Copy out each line of the listing that has the word "strengthening" in it.

▶ _Dataset items_
************

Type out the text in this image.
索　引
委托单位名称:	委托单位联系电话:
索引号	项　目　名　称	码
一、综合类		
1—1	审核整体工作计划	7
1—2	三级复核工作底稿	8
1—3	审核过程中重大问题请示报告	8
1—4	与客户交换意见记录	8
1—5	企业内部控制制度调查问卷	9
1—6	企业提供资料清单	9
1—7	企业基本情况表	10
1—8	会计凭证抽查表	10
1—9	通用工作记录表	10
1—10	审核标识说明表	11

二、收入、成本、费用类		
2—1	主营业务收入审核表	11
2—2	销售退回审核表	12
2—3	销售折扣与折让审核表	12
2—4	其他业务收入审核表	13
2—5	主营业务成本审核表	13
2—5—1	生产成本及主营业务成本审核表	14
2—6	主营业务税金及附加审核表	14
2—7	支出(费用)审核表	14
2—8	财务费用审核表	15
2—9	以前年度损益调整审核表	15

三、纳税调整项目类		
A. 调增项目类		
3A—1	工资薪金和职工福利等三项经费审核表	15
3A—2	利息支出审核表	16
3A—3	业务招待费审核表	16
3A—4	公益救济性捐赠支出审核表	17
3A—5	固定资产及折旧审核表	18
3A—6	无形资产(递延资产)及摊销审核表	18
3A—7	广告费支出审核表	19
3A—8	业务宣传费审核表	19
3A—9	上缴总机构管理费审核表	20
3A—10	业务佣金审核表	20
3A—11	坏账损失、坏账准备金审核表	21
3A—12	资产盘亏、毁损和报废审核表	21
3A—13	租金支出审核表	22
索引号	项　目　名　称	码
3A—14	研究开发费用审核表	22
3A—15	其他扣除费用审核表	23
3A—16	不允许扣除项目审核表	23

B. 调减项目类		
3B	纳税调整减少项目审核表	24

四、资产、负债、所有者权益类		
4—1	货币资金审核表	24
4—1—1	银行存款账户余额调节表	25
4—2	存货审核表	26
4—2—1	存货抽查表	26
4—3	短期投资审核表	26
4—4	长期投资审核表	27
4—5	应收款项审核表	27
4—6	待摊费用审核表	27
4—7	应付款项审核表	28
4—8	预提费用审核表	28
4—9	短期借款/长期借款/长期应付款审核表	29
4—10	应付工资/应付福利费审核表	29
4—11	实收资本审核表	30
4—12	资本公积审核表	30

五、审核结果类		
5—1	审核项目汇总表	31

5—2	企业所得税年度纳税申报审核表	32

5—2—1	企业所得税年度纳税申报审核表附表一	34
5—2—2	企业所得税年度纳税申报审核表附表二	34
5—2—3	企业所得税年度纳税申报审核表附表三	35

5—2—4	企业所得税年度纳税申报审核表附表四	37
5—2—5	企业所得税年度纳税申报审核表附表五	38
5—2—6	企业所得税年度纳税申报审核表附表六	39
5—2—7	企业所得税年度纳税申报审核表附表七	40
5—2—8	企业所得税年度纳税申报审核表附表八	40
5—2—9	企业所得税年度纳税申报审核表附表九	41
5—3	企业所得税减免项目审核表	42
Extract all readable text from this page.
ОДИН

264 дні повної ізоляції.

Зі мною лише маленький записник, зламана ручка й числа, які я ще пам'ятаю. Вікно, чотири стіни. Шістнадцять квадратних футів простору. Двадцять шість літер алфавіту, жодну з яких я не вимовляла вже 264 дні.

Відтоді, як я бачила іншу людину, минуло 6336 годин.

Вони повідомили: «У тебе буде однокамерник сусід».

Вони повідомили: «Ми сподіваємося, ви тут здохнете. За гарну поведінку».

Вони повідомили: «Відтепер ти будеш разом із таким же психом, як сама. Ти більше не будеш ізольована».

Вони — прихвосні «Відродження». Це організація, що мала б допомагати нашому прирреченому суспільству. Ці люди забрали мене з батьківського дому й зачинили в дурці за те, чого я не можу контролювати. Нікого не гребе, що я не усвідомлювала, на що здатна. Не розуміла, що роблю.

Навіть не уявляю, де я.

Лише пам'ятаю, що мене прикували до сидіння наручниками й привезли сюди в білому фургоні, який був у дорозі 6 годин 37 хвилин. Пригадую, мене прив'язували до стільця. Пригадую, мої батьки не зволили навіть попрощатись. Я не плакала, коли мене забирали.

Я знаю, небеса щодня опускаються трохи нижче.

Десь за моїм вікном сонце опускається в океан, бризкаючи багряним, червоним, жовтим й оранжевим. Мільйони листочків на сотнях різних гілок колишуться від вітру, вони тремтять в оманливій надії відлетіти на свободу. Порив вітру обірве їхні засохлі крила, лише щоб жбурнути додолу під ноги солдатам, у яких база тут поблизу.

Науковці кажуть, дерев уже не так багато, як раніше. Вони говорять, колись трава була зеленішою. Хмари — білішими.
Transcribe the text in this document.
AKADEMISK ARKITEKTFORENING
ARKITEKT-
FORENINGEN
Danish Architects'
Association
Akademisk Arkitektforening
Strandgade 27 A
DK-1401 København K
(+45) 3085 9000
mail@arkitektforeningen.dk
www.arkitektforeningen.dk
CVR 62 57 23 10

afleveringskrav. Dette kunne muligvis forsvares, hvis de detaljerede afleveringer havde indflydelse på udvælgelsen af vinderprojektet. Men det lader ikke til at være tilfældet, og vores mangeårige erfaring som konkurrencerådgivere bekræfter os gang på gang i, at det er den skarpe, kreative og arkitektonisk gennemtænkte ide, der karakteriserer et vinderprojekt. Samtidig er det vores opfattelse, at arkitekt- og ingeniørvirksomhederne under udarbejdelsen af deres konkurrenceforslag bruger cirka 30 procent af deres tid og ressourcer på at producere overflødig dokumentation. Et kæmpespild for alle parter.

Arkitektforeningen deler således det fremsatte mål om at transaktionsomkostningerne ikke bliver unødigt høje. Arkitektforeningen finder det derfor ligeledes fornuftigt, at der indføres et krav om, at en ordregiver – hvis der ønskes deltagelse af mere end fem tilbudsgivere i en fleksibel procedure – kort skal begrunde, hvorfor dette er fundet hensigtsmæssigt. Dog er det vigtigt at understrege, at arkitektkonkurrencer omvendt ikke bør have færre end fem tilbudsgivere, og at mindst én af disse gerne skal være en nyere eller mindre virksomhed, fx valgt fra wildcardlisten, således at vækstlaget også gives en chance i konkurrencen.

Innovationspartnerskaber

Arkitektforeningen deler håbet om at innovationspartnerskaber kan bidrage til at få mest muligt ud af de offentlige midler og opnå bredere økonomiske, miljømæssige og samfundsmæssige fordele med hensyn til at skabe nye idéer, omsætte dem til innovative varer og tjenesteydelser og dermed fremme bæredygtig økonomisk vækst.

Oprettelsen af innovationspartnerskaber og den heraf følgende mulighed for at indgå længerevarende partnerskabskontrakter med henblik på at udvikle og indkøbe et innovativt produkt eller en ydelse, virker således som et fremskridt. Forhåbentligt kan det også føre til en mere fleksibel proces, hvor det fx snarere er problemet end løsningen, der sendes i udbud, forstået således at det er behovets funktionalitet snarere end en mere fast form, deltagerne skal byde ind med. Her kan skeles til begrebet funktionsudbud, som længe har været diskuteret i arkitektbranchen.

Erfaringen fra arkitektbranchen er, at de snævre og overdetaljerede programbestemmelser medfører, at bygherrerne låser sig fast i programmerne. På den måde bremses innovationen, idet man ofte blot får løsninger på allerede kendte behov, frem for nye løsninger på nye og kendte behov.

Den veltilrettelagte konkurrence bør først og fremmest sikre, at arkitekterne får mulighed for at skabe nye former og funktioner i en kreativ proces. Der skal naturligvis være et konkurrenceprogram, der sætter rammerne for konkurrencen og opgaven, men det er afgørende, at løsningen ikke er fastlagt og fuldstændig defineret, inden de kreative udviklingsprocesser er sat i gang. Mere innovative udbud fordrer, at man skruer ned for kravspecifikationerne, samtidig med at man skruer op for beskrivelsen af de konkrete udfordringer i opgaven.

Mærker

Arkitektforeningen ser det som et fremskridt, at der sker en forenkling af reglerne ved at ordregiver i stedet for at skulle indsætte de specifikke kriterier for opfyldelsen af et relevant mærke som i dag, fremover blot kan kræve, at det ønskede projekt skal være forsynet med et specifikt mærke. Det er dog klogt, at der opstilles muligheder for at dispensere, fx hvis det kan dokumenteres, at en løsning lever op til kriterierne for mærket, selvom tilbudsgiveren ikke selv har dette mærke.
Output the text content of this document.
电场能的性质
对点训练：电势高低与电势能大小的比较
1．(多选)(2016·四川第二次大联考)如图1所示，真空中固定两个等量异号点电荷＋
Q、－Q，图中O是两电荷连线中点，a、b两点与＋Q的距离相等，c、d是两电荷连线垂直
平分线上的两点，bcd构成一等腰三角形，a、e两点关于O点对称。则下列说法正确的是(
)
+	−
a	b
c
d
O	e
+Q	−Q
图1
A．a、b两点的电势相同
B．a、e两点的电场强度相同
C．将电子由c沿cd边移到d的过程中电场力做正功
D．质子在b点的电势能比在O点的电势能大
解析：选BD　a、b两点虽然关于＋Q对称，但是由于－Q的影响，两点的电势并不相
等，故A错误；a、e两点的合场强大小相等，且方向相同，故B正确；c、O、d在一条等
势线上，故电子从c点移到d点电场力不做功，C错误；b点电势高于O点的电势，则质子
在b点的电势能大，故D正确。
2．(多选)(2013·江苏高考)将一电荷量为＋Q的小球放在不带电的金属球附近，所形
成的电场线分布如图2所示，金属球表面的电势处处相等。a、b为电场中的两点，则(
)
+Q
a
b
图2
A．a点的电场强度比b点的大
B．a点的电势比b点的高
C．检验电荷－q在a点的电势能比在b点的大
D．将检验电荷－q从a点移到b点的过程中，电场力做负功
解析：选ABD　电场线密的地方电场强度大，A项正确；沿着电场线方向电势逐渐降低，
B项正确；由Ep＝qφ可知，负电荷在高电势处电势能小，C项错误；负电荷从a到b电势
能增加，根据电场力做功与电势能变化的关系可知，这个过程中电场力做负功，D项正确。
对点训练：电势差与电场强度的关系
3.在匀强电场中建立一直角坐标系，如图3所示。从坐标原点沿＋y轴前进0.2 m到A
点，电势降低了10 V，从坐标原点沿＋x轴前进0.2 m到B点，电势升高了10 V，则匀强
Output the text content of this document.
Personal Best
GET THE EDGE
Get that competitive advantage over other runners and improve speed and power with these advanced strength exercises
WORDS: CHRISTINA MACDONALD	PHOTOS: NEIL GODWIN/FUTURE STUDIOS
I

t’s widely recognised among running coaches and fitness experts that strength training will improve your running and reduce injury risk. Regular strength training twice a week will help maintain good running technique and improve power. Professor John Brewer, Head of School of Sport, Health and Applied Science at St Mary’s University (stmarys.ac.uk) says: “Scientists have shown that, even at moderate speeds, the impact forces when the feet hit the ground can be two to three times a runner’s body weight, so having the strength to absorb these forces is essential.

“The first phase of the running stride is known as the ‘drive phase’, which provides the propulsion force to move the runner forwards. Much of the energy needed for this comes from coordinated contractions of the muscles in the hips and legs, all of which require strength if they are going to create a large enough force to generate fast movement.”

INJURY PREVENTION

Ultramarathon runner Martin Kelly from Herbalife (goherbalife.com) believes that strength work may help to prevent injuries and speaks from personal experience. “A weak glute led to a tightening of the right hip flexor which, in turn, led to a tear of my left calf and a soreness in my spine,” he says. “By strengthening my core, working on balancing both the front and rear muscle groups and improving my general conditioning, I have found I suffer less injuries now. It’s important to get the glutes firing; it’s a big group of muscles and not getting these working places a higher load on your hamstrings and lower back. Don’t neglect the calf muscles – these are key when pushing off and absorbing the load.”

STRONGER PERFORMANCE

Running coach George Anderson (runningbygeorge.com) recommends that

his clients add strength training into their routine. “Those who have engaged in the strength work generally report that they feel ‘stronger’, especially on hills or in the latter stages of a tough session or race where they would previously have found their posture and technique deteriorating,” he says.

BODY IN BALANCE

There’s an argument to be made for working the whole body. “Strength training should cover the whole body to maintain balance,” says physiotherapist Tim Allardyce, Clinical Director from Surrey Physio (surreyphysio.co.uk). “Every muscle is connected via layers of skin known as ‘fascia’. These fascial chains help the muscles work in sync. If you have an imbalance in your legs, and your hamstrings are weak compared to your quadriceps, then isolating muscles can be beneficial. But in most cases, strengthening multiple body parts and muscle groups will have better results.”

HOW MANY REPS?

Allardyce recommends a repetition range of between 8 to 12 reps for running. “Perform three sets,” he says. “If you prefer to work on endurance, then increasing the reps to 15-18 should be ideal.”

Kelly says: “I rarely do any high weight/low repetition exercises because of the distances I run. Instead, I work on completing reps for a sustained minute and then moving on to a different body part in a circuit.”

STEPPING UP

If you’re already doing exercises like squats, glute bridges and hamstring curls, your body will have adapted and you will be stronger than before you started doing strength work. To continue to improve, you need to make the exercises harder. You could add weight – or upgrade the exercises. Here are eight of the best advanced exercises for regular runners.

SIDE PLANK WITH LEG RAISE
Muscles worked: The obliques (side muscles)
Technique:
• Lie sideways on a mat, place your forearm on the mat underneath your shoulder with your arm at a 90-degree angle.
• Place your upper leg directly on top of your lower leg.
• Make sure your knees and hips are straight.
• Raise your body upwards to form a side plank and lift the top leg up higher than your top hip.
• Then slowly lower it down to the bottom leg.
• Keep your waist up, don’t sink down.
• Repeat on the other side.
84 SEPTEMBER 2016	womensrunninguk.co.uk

************

▶ _RESPONSE TO THIS TASK_
Ultramarathon runner Martin Kelly from Herbalife (goherbalife.com) believes that strength work may help to prevent injuries and speaks from personal experience. “A weak glute led to a tightening of the right hip flexor which, in turn, led to a tear of my left calf and a soreness in my spine,” he says. “By strengthening my core, working on balancing both the front and rear muscle groups and improving my general conditioning, I have found I suffer less injuries now. It’s important to get the glutes firing; it’s a big group of muscles and not getting these working places a higher load on your hamstrings and lower back. Don’t neglect the calf muscles – these are key when pushing off and absorbing the load.”
There’s an argument to be made for working the whole body. “Strength training should cover the whole body to maintain balance,” says physiotherapist Tim Allardyce, Clinical Director from Surrey Physio (surreyphysio.co.uk). “Every muscle is connected via layers of skin known as ‘fascia’. These fascial chains help the muscles work in sync. If you have an imbalance in your legs, and your hamstrings are weak compared to your quadriceps, then isolating muscles can be beneficial. But in most cases, strengthening multiple body parts and muscle groups will have better results.”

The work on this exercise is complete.